- _Written instruction_:
Make an exact copy of the records, with the images left out.

----- Material shown -----

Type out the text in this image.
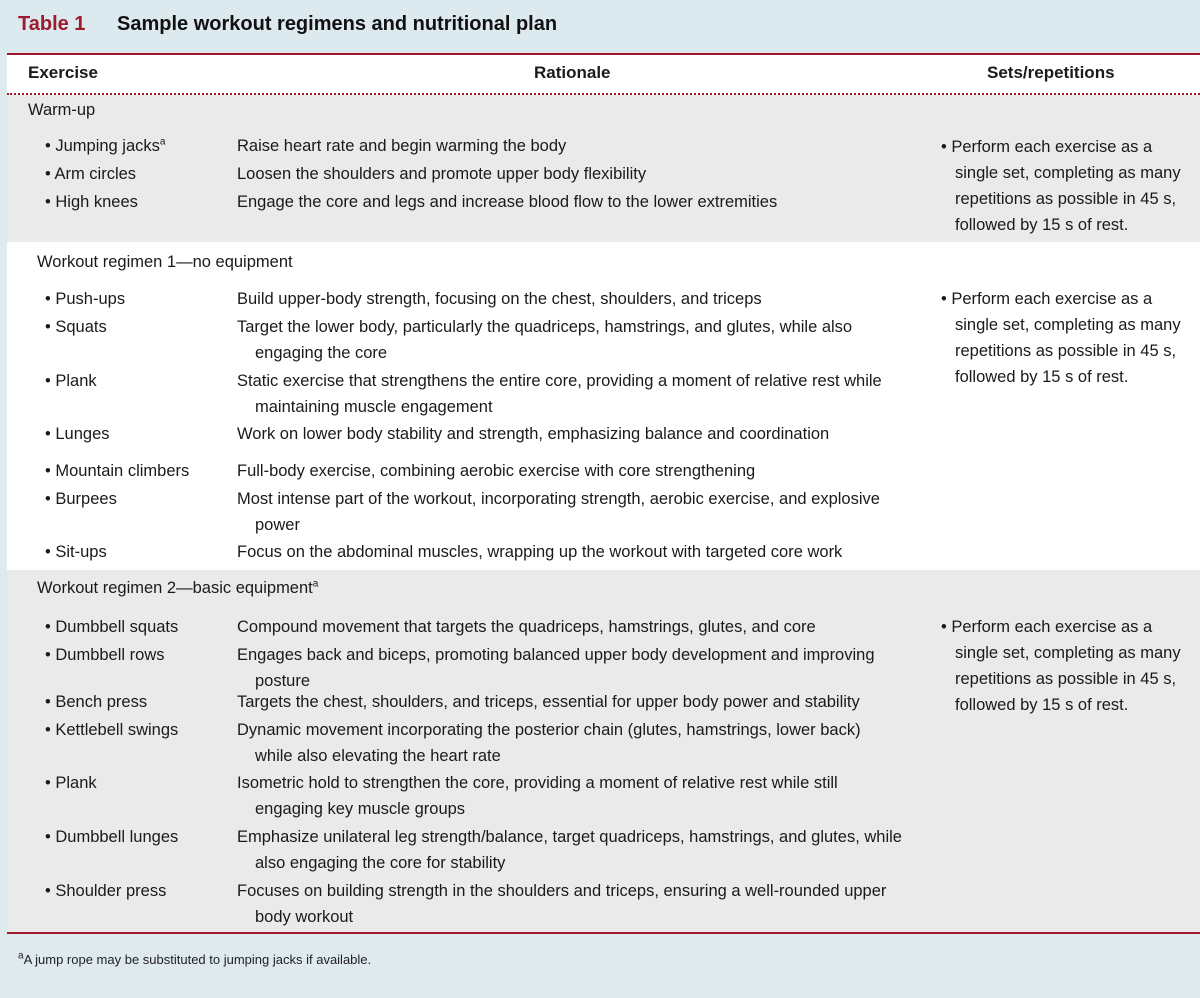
Table 1 Sample workout regimens and nutritional plan
Exercise	Rationale	Sets/repetitions
Warm-up
• Jumping jacks$^a$	Raise heart rate and begin warming the body
• Arm circles	Loosen the shoulders and promote upper body flexibility
• High knees	Engage the core and legs and increase blood flow to the lower extremities
• Perform each exercise as a
single set, completing as many
repetitions as possible in 45 s,
followed by 15 s of rest.
Workout regimen 1—no equipment
• Push-ups	Build upper-body strength, focusing on the chest, shoulders, and triceps
• Squats	Target the lower body, particularly the quadriceps, hamstrings, and glutes, while also
engaging the core
• Plank	Static exercise that strengthens the entire core, providing a moment of relative rest while
maintaining muscle engagement
• Lunges	Work on lower body stability and strength, emphasizing balance and coordination
• Mountain climbers	Full-body exercise, combining aerobic exercise with core strengthening
• Burpees	Most intense part of the workout, incorporating strength, aerobic exercise, and explosive
power
• Sit-ups	Focus on the abdominal muscles, wrapping up the workout with targeted core work
• Perform each exercise as a
single set, completing as many
repetitions as possible in 45 s,
followed by 15 s of rest.
Workout regimen 2—basic equipment$^a$
• Dumbbell squats	Compound movement that targets the quadriceps, hamstrings, glutes, and core
• Dumbbell rows	Engages back and biceps, promoting balanced upper body development and improving
posture
• Bench press	Targets the chest, shoulders, and triceps, essential for upper body power and stability
• Kettlebell swings	Dynamic movement incorporating the posterior chain (glutes, hamstrings, lower back)
while also elevating the heart rate
• Plank	Isometric hold to strengthen the core, providing a moment of relative rest while still
engaging key muscle groups
• Dumbbell lunges	Emphasize unilateral leg strength/balance, target quadriceps, hamstrings, and glutes, while
also engaging the core for stability
• Shoulder press	Focuses on building strength in the shoulders and triceps, ensuring a well-rounded upper
body workout
• Perform each exercise as a
single set, completing as many
repetitions as possible in 45 s,
followed by 15 s of rest.
$^a$A jump rope may be substituted to jumping jacks if available.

-----

- _Solution_:
Type out the text in this image.
Table 1 Sample workout regimens and nutritional plan
Exercise	Rationale	Sets/repetitions
Warm-up
• Jumping jacks$^a$	Raise heart rate and begin warming the body
• Arm circles	Loosen the shoulders and promote upper body flexibility
• High knees	Engage the core and legs and increase blood flow to the lower extremities
• Perform each exercise as a
single set, completing as many
repetitions as possible in 45 s,
followed by 15 s of rest.
Workout regimen 1—no equipment
• Push-ups	Build upper-body strength, focusing on the chest, shoulders, and triceps
• Squats	Target the lower body, particularly the quadriceps, hamstrings, and glutes, while also
engaging the core
• Plank	Static exercise that strengthens the entire core, providing a moment of relative rest while
maintaining muscle engagement
• Lunges	Work on lower body stability and strength, emphasizing balance and coordination
• Mountain climbers	Full-body exercise, combining aerobic exercise with core strengthening
• Burpees	Most intense part of the workout, incorporating strength, aerobic exercise, and explosive
power
• Sit-ups	Focus on the abdominal muscles, wrapping up the workout with targeted core work
• Perform each exercise as a
single set, completing as many
repetitions as possible in 45 s,
followed by 15 s of rest.
Workout regimen 2—basic equipment$^a$
• Dumbbell squats	Compound movement that targets the quadriceps, hamstrings, glutes, and core
• Dumbbell rows	Engages back and biceps, promoting balanced upper body development and improving
posture
• Bench press	Targets the chest, shoulders, and triceps, essential for upper body power and stability
• Kettlebell swings	Dynamic movement incorporating the posterior chain (glutes, hamstrings, lower back)
while also elevating the heart rate
• Plank	Isometric hold to strengthen the core, providing a moment of relative rest while still
engaging key muscle groups
• Dumbbell lunges	Emphasize unilateral leg strength/balance, target quadriceps, hamstrings, and glutes, while
also engaging the core for stability
• Shoulder press	Focuses on building strength in the shoulders and triceps, ensuring a well-rounded upper
body workout
• Perform each exercise as a
single set, completing as many
repetitions as possible in 45 s,
followed by 15 s of rest.
$^a$A jump rope may be substituted to jumping jacks if available.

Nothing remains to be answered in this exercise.